* [Your objective]
Please repeat all of the lines that follow, exactly as written.

--- start Source data ---

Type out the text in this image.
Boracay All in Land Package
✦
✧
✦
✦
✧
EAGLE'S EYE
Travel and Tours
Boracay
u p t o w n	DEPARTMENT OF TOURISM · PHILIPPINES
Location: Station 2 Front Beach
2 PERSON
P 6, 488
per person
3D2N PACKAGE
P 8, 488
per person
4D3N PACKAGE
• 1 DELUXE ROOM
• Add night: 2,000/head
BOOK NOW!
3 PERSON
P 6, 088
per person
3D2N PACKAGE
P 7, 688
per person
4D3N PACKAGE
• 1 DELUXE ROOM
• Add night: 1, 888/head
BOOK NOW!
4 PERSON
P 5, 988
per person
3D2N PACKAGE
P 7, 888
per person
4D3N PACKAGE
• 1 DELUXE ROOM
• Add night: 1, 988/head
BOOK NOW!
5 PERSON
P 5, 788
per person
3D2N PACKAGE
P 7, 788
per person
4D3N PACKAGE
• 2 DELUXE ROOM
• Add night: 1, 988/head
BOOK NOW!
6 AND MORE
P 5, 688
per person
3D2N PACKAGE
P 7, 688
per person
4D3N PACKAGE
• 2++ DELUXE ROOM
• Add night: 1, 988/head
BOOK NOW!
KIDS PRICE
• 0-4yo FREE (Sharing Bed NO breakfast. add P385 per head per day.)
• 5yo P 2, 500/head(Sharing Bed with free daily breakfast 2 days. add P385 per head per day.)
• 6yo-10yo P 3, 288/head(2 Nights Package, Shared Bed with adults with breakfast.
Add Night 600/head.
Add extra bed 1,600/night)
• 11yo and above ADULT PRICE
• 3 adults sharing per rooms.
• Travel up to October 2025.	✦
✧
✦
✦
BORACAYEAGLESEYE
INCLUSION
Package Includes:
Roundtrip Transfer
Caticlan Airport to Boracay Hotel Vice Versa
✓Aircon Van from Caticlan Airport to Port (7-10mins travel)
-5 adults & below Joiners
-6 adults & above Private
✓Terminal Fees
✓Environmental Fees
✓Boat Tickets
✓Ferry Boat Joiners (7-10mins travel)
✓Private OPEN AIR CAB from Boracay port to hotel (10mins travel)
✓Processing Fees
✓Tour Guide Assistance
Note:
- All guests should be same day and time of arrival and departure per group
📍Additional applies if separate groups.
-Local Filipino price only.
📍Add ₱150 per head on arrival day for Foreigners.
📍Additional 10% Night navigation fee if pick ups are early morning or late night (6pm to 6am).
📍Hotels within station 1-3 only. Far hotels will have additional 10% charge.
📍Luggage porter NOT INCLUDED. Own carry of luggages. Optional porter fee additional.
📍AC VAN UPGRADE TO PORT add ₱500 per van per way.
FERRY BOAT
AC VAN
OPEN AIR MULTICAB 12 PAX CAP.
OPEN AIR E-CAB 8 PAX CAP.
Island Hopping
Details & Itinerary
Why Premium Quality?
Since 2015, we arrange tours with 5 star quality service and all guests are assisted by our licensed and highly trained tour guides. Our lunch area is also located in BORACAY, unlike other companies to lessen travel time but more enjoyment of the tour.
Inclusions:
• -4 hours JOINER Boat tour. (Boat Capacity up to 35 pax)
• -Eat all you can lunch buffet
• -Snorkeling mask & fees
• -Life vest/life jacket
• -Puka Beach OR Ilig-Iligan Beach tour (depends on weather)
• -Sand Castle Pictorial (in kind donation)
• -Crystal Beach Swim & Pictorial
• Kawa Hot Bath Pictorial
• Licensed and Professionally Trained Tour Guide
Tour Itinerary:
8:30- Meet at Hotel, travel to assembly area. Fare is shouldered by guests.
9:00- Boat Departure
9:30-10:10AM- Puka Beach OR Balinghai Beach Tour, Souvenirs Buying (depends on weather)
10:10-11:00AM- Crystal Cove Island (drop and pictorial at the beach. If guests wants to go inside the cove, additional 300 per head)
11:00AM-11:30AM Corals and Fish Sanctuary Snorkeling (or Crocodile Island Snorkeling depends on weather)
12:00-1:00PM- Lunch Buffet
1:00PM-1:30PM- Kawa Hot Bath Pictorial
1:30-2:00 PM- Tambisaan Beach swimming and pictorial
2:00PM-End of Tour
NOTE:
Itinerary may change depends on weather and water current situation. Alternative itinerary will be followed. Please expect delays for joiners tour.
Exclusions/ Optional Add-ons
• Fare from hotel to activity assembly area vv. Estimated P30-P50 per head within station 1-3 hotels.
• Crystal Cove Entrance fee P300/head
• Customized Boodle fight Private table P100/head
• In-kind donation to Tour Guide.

--- end Source data ---

* [Response to the exercise]
Type out the text in this image.
Boracay All in Land Package
✦
✧
✦
✦
✧
EAGLE'S EYE
Travel and Tours
Boracay
u p t o w n	DEPARTMENT OF TOURISM · PHILIPPINES
Location: Station 2 Front Beach
2 PERSON
P 6, 488
per person
3D2N PACKAGE
P 8, 488
per person
4D3N PACKAGE
• 1 DELUXE ROOM
• Add night: 2,000/head
BOOK NOW!
3 PERSON
P 6, 088
per person
3D2N PACKAGE
P 7, 688
per person
4D3N PACKAGE
• 1 DELUXE ROOM
• Add night: 1, 888/head
BOOK NOW!
4 PERSON
P 5, 988
per person
3D2N PACKAGE
P 7, 888
per person
4D3N PACKAGE
• 1 DELUXE ROOM
• Add night: 1, 988/head
BOOK NOW!
5 PERSON
P 5, 788
per person
3D2N PACKAGE
P 7, 788
per person
4D3N PACKAGE
• 2 DELUXE ROOM
• Add night: 1, 988/head
BOOK NOW!
6 AND MORE
P 5, 688
per person
3D2N PACKAGE
P 7, 688
per person
4D3N PACKAGE
• 2++ DELUXE ROOM
• Add night: 1, 988/head
BOOK NOW!
KIDS PRICE
• 0-4yo FREE (Sharing Bed NO breakfast. add P385 per head per day.)
• 5yo P 2, 500/head(Sharing Bed with free daily breakfast 2 days. add P385 per head per day.)
• 6yo-10yo P 3, 288/head(2 Nights Package, Shared Bed with adults with breakfast.
Add Night 600/head.
Add extra bed 1,600/night)
• 11yo and above ADULT PRICE
• 3 adults sharing per rooms.
• Travel up to October 2025.	✦
✧
✦
✦
BORACAYEAGLESEYE
INCLUSION
Package Includes:
Roundtrip Transfer
Caticlan Airport to Boracay Hotel Vice Versa
✓Aircon Van from Caticlan Airport to Port (7-10mins travel)
-5 adults & below Joiners
-6 adults & above Private
✓Terminal Fees
✓Environmental Fees
✓Boat Tickets
✓Ferry Boat Joiners (7-10mins travel)
✓Private OPEN AIR CAB from Boracay port to hotel (10mins travel)
✓Processing Fees
✓Tour Guide Assistance
Note:
- All guests should be same day and time of arrival and departure per group
📍Additional applies if separate groups.
-Local Filipino price only.
📍Add ₱150 per head on arrival day for Foreigners.
📍Additional 10% Night navigation fee if pick ups are early morning or late night (6pm to 6am).
📍Hotels within station 1-3 only. Far hotels will have additional 10% charge.
📍Luggage porter NOT INCLUDED. Own carry of luggages. Optional porter fee additional.
📍AC VAN UPGRADE TO PORT add ₱500 per van per way.
FERRY BOAT
AC VAN
OPEN AIR MULTICAB 12 PAX CAP.
OPEN AIR E-CAB 8 PAX CAP.
Island Hopping
Details & Itinerary
Why Premium Quality?
Since 2015, we arrange tours with 5 star quality service and all guests are assisted by our licensed and highly trained tour guides. Our lunch area is also located in BORACAY, unlike other companies to lessen travel time but more enjoyment of the tour.
Inclusions:
• -4 hours JOINER Boat tour. (Boat Capacity up to 35 pax)
• -Eat all you can lunch buffet
• -Snorkeling mask & fees
• -Life vest/life jacket
• -Puka Beach OR Ilig-Iligan Beach tour (depends on weather)
• -Sand Castle Pictorial (in kind donation)
• -Crystal Beach Swim & Pictorial
• Kawa Hot Bath Pictorial
• Licensed and Professionally Trained Tour Guide
Tour Itinerary:
8:30- Meet at Hotel, travel to assembly area. Fare is shouldered by guests.
9:00- Boat Departure
9:30-10:10AM- Puka Beach OR Balinghai Beach Tour, Souvenirs Buying (depends on weather)
10:10-11:00AM- Crystal Cove Island (drop and pictorial at the beach. If guests wants to go inside the cove, additional 300 per head)
11:00AM-11:30AM Corals and Fish Sanctuary Snorkeling (or Crocodile Island Snorkeling depends on weather)
12:00-1:00PM- Lunch Buffet
1:00PM-1:30PM- Kawa Hot Bath Pictorial
1:30-2:00 PM- Tambisaan Beach swimming and pictorial
2:00PM-End of Tour
NOTE:
Itinerary may change depends on weather and water current situation. Alternative itinerary will be followed. Please expect delays for joiners tour.
Exclusions/ Optional Add-ons
• Fare from hotel to activity assembly area vv. Estimated P30-P50 per head within station 1-3 hotels.
• Crystal Cove Entrance fee P300/head
• Customized Boodle fight Private table P100/head
• In-kind donation to Tour Guide.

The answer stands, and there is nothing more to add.